* [Dataset rows]:
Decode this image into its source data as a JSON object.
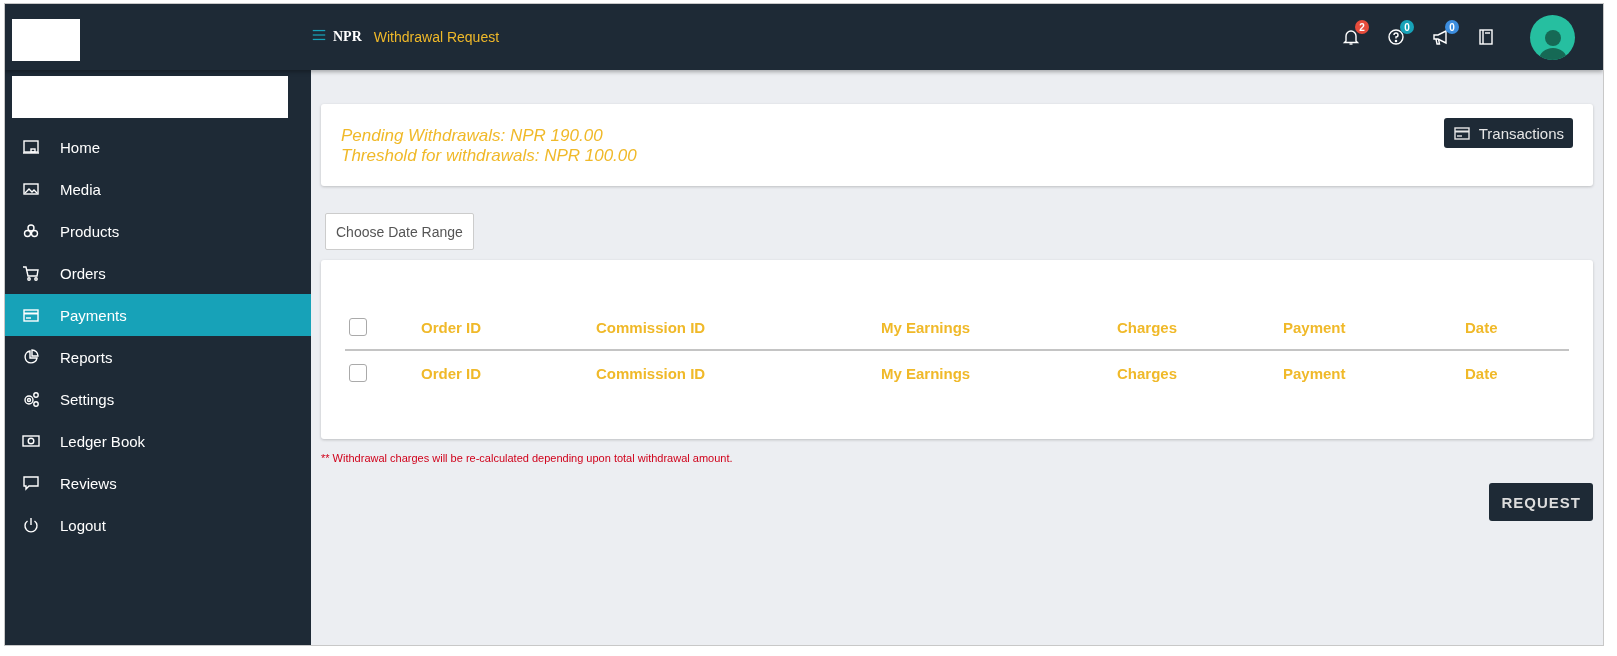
{
  "header": {
    "brand": "NPR",
    "title": "Withdrawal Request",
    "notifications": [
      {
        "kind": "bell",
        "count": "2",
        "color": "#e74c3c"
      },
      {
        "kind": "help",
        "count": "0",
        "color": "#17a2b8"
      },
      {
        "kind": "megaphone",
        "count": "0",
        "color": "#3c8dde"
      },
      {
        "kind": "book"
      }
    ]
  },
  "sidebar": {
    "items": [
      {
        "kind": "home",
        "label": "Home",
        "selected": false
      },
      {
        "kind": "media",
        "label": "Media",
        "selected": false
      },
      {
        "kind": "products",
        "label": "Products",
        "selected": false
      },
      {
        "kind": "orders",
        "label": "Orders",
        "selected": false
      },
      {
        "kind": "payments",
        "label": "Payments",
        "selected": true
      },
      {
        "kind": "reports",
        "label": "Reports",
        "selected": false
      },
      {
        "kind": "settings",
        "label": "Settings",
        "selected": false
      },
      {
        "kind": "ledger",
        "label": "Ledger Book",
        "selected": false
      },
      {
        "kind": "reviews",
        "label": "Reviews",
        "selected": false
      },
      {
        "kind": "logout",
        "label": "Logout",
        "selected": false
      }
    ]
  },
  "summary": {
    "lines": [
      "Pending Withdrawals: NPR 190.00",
      "Threshold for withdrawals: NPR 100.00"
    ],
    "button": "Transactions"
  },
  "date_range": {
    "label": "Choose Date Range"
  },
  "table": {
    "header": {
      "checked": false,
      "cells": [
        "Order ID",
        "Commission ID",
        "My Earnings",
        "Charges",
        "Payment",
        "Date"
      ]
    },
    "footer": {
      "checked": false,
      "cells": [
        "Order ID",
        "Commission ID",
        "My Earnings",
        "Charges",
        "Payment",
        "Date"
      ]
    }
  },
  "note": "** Withdrawal charges will be re-calculated depending upon total withdrawal amount.",
  "request_button": "REQUEST"
}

* [Task instructions]: Write every record out again exactly; no pictures belong in the copy.

* [Solved exercise]:
Decode this image into its source data as a JSON object.
{
  "header": {
    "brand": "NPR",
    "title": "Withdrawal Request",
    "notifications": [
      {
        "kind": "bell",
        "count": "2",
        "color": "#e74c3c"
      },
      {
        "kind": "help",
        "count": "0",
        "color": "#17a2b8"
      },
      {
        "kind": "megaphone",
        "count": "0",
        "color": "#3c8dde"
      },
      {
        "kind": "book"
      }
    ]
  },
  "sidebar": {
    "items": [
      {
        "kind": "home",
        "label": "Home",
        "selected": false
      },
      {
        "kind": "media",
        "label": "Media",
        "selected": false
      },
      {
        "kind": "products",
        "label": "Products",
        "selected": false
      },
      {
        "kind": "orders",
        "label": "Orders",
        "selected": false
      },
      {
        "kind": "payments",
        "label": "Payments",
        "selected": true
      },
      {
        "kind": "reports",
        "label": "Reports",
        "selected": false
      },
      {
        "kind": "settings",
        "label": "Settings",
        "selected": false
      },
      {
        "kind": "ledger",
        "label": "Ledger Book",
        "selected": false
      },
      {
        "kind": "reviews",
        "label": "Reviews",
        "selected": false
      },
      {
        "kind": "logout",
        "label": "Logout",
        "selected": false
      }
    ]
  },
  "summary": {
    "lines": [
      "Pending Withdrawals: NPR 190.00",
      "Threshold for withdrawals: NPR 100.00"
    ],
    "button": "Transactions"
  },
  "date_range": {
    "label": "Choose Date Range"
  },
  "table": {
    "header": {
      "checked": false,
      "cells": [
        "Order ID",
        "Commission ID",
        "My Earnings",
        "Charges",
        "Payment",
        "Date"
      ]
    },
    "footer": {
      "checked": false,
      "cells": [
        "Order ID",
        "Commission ID",
        "My Earnings",
        "Charges",
        "Payment",
        "Date"
      ]
    }
  },
  "note": "** Withdrawal charges will be re-calculated depending upon total withdrawal amount.",
  "request_button": "REQUEST"
}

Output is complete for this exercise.